**Data shown**
§

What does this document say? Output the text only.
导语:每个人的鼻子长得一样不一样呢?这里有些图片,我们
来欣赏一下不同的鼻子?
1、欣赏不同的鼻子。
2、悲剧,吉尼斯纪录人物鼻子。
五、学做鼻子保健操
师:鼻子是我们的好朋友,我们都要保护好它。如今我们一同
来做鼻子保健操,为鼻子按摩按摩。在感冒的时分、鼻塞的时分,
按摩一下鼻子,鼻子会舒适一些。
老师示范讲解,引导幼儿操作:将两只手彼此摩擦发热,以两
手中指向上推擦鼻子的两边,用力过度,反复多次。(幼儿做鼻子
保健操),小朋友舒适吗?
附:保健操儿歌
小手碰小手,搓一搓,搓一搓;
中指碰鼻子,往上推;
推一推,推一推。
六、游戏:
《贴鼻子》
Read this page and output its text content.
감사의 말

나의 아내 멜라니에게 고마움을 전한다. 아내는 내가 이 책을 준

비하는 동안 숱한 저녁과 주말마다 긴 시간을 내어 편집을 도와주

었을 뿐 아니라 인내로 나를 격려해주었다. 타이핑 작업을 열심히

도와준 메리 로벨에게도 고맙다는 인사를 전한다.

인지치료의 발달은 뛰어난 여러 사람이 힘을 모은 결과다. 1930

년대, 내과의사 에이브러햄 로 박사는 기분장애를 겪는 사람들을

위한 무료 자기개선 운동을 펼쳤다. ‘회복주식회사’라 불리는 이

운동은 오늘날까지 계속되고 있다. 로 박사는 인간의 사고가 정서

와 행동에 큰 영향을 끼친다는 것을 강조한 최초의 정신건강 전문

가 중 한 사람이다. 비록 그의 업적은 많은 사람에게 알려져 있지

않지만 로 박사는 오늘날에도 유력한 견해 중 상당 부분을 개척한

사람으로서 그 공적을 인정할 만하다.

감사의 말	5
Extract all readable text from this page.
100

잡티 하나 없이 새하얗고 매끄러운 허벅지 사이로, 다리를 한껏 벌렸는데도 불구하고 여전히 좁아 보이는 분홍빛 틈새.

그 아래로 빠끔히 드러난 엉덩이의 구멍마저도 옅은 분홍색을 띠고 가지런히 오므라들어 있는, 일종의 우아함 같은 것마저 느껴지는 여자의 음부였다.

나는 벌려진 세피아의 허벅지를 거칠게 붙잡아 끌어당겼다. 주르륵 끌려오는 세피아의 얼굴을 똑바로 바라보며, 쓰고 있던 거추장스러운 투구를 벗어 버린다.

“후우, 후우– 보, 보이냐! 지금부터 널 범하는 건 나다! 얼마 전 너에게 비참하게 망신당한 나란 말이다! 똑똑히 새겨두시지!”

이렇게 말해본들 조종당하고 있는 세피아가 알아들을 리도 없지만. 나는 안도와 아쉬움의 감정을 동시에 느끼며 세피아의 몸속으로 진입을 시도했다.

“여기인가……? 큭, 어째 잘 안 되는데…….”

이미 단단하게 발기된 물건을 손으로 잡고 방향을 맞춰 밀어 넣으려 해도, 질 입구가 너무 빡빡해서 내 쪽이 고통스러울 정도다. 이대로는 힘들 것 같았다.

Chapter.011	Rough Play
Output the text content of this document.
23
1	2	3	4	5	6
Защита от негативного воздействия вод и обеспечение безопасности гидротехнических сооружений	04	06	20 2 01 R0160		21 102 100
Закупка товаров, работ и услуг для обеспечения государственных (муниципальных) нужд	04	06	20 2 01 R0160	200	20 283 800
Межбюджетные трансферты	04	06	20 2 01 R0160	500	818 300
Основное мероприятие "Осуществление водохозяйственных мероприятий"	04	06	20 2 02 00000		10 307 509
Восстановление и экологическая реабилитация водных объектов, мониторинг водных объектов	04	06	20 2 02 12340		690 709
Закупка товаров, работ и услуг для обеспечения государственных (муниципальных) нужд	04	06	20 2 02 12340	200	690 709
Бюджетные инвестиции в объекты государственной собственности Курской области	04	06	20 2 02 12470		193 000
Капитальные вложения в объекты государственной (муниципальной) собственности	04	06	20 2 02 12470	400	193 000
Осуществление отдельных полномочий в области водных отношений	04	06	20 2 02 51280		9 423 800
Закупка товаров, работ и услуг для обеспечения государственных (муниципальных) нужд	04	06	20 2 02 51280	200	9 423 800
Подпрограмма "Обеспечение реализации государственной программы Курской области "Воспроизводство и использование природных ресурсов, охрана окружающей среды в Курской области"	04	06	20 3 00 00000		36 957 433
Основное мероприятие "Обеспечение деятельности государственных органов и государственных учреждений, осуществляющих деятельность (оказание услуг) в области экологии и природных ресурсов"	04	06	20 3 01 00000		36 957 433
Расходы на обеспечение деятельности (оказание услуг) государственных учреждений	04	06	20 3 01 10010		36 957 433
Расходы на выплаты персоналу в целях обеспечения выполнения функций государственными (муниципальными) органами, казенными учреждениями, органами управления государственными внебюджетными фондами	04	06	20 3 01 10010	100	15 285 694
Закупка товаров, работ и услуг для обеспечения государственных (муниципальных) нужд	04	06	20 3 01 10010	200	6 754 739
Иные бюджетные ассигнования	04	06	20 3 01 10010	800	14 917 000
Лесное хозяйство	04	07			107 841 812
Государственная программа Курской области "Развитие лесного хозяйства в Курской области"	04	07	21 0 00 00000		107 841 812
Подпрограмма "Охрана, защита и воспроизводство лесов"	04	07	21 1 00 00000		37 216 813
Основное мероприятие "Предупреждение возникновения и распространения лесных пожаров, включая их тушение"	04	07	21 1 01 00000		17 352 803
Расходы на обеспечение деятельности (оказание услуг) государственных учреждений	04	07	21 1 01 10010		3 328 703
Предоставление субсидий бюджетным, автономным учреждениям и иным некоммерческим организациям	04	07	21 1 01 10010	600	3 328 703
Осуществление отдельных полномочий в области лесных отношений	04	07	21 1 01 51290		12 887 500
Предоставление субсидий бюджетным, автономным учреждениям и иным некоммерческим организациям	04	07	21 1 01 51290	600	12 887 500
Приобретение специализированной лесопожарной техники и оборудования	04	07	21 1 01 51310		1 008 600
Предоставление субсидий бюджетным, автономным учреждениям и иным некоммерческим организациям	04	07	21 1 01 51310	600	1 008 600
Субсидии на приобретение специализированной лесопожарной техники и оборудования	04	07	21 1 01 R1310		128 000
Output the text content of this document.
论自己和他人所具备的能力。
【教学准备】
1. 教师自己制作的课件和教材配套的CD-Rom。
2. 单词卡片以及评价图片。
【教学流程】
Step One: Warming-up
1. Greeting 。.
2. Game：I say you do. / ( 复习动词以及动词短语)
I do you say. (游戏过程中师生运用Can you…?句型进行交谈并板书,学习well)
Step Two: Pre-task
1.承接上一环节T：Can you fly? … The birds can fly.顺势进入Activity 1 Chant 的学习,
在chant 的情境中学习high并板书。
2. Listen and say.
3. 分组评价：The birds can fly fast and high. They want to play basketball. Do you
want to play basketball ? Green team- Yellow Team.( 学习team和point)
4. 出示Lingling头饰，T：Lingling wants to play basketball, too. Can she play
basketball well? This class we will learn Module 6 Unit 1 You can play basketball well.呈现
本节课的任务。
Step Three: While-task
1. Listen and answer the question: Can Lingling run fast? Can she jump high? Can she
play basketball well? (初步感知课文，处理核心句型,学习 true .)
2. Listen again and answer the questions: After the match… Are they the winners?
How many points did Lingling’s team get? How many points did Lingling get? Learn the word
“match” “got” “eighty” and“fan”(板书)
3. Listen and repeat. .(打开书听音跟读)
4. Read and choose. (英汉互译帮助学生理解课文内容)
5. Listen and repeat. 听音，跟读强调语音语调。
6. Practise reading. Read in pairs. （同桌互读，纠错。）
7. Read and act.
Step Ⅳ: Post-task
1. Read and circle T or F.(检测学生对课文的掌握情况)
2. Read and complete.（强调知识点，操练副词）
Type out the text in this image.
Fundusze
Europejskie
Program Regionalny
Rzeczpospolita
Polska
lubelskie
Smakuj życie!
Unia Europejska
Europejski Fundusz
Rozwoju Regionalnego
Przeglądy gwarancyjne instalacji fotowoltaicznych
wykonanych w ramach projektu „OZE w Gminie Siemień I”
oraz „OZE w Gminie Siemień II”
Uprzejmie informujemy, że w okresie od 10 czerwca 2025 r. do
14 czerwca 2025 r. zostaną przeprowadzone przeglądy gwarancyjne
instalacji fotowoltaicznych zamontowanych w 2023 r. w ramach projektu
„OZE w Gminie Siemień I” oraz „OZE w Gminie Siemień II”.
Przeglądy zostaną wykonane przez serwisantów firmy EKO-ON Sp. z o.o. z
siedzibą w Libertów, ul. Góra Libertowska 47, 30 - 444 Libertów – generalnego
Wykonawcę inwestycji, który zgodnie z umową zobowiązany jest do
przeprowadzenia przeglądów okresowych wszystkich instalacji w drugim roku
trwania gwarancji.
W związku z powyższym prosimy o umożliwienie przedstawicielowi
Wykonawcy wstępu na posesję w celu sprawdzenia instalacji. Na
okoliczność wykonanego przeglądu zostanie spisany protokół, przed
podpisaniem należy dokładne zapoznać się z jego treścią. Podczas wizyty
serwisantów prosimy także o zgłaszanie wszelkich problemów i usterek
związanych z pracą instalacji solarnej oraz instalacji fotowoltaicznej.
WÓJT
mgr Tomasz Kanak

§

**Exercise description**
Look through the lines above and collect those with the word "task".

**Solution below**
Step Two: Pre-task
Step Three: While-task
Step Ⅳ: Post-task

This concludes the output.